** BEGIN MATERIAL FOR THIS EXERCISE **
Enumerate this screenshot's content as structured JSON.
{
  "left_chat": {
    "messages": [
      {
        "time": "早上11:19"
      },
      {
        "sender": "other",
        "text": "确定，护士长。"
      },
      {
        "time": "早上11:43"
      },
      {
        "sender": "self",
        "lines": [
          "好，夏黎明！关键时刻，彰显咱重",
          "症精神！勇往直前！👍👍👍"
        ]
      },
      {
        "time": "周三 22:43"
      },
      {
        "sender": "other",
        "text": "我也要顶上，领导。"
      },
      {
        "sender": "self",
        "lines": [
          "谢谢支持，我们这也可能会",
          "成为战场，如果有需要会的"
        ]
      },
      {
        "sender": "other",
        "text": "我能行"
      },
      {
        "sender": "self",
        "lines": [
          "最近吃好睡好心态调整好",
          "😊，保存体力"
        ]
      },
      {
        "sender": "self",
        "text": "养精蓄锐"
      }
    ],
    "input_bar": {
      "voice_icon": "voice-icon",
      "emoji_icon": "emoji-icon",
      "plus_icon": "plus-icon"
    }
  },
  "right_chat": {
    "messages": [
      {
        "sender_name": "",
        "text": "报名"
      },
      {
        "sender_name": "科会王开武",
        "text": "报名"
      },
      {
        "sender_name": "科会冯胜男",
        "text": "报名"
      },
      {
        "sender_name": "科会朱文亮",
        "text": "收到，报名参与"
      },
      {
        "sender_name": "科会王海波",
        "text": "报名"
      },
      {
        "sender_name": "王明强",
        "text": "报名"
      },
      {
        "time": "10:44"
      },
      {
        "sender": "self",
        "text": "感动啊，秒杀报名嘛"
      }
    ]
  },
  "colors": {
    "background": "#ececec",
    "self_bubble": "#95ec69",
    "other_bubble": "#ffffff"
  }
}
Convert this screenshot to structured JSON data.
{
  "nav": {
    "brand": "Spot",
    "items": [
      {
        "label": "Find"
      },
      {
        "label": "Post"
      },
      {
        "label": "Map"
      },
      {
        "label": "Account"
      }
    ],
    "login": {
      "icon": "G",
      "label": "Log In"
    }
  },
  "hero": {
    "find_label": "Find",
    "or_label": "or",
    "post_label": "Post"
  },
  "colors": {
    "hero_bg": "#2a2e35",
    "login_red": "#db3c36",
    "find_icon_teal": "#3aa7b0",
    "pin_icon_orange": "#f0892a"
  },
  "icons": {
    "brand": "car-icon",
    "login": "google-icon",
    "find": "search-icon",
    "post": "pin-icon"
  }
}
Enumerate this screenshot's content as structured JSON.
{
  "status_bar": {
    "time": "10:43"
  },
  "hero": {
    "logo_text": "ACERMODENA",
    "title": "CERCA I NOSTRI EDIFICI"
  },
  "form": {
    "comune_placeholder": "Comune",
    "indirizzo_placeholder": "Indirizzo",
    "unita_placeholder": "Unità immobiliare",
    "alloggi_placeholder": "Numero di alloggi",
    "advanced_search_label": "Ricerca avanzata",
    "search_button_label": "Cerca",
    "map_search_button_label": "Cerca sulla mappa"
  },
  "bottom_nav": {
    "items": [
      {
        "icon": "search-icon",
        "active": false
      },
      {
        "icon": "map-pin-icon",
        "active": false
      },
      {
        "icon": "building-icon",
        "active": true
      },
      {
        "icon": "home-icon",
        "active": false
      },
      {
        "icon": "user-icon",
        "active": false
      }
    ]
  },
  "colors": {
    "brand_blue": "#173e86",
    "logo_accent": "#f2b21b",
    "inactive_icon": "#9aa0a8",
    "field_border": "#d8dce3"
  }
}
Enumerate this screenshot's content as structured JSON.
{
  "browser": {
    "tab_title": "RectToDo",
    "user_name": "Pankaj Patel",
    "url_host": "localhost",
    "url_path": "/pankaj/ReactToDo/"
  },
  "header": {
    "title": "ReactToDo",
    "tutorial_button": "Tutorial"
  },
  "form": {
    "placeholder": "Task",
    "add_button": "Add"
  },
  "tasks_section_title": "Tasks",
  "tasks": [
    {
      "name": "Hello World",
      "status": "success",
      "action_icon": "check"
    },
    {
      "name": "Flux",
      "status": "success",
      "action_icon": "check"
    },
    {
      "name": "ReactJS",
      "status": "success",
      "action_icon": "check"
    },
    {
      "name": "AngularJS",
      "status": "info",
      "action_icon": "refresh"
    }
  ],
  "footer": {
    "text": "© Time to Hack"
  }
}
** END MATERIAL FOR THIS EXERCISE **
TASK OBJECTIVE:
Write out every entry word for word.

FINAL RESULT:
Enumerate this screenshot's content as structured JSON.
{
  "left_chat": {
    "messages": [
      {
        "time": "早上11:19"
      },
      {
        "sender": "other",
        "text": "确定，护士长。"
      },
      {
        "time": "早上11:43"
      },
      {
        "sender": "self",
        "lines": [
          "好，夏黎明！关键时刻，彰显咱重",
          "症精神！勇往直前！👍👍👍"
        ]
      },
      {
        "time": "周三 22:43"
      },
      {
        "sender": "other",
        "text": "我也要顶上，领导。"
      },
      {
        "sender": "self",
        "lines": [
          "谢谢支持，我们这也可能会",
          "成为战场，如果有需要会的"
        ]
      },
      {
        "sender": "other",
        "text": "我能行"
      },
      {
        "sender": "self",
        "lines": [
          "最近吃好睡好心态调整好",
          "😊，保存体力"
        ]
      },
      {
        "sender": "self",
        "text": "养精蓄锐"
      }
    ],
    "input_bar": {
      "voice_icon": "voice-icon",
      "emoji_icon": "emoji-icon",
      "plus_icon": "plus-icon"
    }
  },
  "right_chat": {
    "messages": [
      {
        "sender_name": "",
        "text": "报名"
      },
      {
        "sender_name": "科会王开武",
        "text": "报名"
      },
      {
        "sender_name": "科会冯胜男",
        "text": "报名"
      },
      {
        "sender_name": "科会朱文亮",
        "text": "收到，报名参与"
      },
      {
        "sender_name": "科会王海波",
        "text": "报名"
      },
      {
        "sender_name": "王明强",
        "text": "报名"
      },
      {
        "time": "10:44"
      },
      {
        "sender": "self",
        "text": "感动啊，秒杀报名嘛"
      }
    ]
  },
  "colors": {
    "background": "#ececec",
    "self_bubble": "#95ec69",
    "other_bubble": "#ffffff"
  }
}
Convert this screenshot to structured JSON data.
{
  "nav": {
    "brand": "Spot",
    "items": [
      {
        "label": "Find"
      },
      {
        "label": "Post"
      },
      {
        "label": "Map"
      },
      {
        "label": "Account"
      }
    ],
    "login": {
      "icon": "G",
      "label": "Log In"
    }
  },
  "hero": {
    "find_label": "Find",
    "or_label": "or",
    "post_label": "Post"
  },
  "colors": {
    "hero_bg": "#2a2e35",
    "login_red": "#db3c36",
    "find_icon_teal": "#3aa7b0",
    "pin_icon_orange": "#f0892a"
  },
  "icons": {
    "brand": "car-icon",
    "login": "google-icon",
    "find": "search-icon",
    "post": "pin-icon"
  }
}
Enumerate this screenshot's content as structured JSON.
{
  "status_bar": {
    "time": "10:43"
  },
  "hero": {
    "logo_text": "ACERMODENA",
    "title": "CERCA I NOSTRI EDIFICI"
  },
  "form": {
    "comune_placeholder": "Comune",
    "indirizzo_placeholder": "Indirizzo",
    "unita_placeholder": "Unità immobiliare",
    "alloggi_placeholder": "Numero di alloggi",
    "advanced_search_label": "Ricerca avanzata",
    "search_button_label": "Cerca",
    "map_search_button_label": "Cerca sulla mappa"
  },
  "bottom_nav": {
    "items": [
      {
        "icon": "search-icon",
        "active": false
      },
      {
        "icon": "map-pin-icon",
        "active": false
      },
      {
        "icon": "building-icon",
        "active": true
      },
      {
        "icon": "home-icon",
        "active": false
      },
      {
        "icon": "user-icon",
        "active": false
      }
    ]
  },
  "colors": {
    "brand_blue": "#173e86",
    "logo_accent": "#f2b21b",
    "inactive_icon": "#9aa0a8",
    "field_border": "#d8dce3"
  }
}
Enumerate this screenshot's content as structured JSON.
{
  "browser": {
    "tab_title": "RectToDo",
    "user_name": "Pankaj Patel",
    "url_host": "localhost",
    "url_path": "/pankaj/ReactToDo/"
  },
  "header": {
    "title": "ReactToDo",
    "tutorial_button": "Tutorial"
  },
  "form": {
    "placeholder": "Task",
    "add_button": "Add"
  },
  "tasks_section_title": "Tasks",
  "tasks": [
    {
      "name": "Hello World",
      "status": "success",
      "action_icon": "check"
    },
    {
      "name": "Flux",
      "status": "success",
      "action_icon": "check"
    },
    {
      "name": "ReactJS",
      "status": "success",
      "action_icon": "check"
    },
    {
      "name": "AngularJS",
      "status": "info",
      "action_icon": "refresh"
    }
  ],
  "footer": {
    "text": "© Time to Hack"
  }
}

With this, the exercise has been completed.